== Instructions to follow ==
From the entries provided below, copy each line that contains the word "math".

== Input for this task ==
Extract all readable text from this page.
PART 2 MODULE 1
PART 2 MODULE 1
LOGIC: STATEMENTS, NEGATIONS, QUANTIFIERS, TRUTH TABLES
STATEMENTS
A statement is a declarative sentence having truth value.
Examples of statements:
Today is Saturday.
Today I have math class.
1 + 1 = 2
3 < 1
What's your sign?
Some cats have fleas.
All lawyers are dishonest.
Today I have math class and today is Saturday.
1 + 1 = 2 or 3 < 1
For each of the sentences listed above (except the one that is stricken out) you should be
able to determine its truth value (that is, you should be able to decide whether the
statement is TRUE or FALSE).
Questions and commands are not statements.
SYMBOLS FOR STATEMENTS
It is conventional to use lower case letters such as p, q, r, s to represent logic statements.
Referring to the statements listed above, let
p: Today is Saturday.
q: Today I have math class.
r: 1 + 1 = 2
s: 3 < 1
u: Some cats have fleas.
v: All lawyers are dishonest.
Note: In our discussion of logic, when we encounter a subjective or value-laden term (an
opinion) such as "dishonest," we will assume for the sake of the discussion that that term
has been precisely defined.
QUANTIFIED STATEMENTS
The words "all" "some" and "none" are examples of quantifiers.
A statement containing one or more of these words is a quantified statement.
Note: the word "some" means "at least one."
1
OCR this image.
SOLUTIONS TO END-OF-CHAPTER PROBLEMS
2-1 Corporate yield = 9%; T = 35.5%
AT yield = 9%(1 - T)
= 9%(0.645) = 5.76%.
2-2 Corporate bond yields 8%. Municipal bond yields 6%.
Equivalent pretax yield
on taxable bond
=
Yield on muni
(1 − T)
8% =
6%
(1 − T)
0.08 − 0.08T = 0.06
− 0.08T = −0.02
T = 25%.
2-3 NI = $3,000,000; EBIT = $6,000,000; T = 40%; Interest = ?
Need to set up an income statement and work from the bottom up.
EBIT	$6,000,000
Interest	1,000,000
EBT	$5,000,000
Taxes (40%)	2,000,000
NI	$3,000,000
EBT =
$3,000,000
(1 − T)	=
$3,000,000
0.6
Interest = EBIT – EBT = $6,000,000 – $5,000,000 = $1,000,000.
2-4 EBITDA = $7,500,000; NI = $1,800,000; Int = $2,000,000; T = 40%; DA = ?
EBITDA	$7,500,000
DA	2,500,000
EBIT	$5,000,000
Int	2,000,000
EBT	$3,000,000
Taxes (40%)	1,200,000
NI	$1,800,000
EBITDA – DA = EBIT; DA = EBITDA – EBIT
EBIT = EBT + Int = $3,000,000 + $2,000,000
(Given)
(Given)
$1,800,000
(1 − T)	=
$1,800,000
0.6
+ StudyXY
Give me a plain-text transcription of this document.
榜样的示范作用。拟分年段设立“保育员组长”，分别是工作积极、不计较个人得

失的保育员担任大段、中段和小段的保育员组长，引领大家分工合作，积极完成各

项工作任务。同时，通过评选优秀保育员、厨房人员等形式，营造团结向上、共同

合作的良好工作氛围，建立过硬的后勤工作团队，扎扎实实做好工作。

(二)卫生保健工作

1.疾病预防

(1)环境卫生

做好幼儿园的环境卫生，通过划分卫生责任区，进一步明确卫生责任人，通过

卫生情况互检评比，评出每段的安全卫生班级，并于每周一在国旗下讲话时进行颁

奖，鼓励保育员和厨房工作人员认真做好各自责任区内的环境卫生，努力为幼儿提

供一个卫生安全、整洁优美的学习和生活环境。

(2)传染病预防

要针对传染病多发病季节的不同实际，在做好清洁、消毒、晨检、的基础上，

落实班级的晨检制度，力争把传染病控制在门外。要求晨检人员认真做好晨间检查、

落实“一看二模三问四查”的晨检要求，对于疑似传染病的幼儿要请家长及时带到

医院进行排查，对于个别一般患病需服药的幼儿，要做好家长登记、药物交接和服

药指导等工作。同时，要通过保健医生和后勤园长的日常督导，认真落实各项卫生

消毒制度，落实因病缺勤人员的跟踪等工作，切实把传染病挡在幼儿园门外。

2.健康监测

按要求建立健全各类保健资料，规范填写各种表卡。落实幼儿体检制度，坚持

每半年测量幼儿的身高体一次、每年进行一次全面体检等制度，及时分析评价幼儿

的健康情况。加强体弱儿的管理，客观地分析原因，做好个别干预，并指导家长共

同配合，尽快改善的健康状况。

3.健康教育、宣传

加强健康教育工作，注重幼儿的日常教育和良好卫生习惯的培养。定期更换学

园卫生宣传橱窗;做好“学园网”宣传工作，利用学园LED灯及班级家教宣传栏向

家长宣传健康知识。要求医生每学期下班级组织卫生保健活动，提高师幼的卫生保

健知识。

== Answer to the problem ==
Today I have math class.
Today I have math class and today is Saturday.
q: Today I have math class.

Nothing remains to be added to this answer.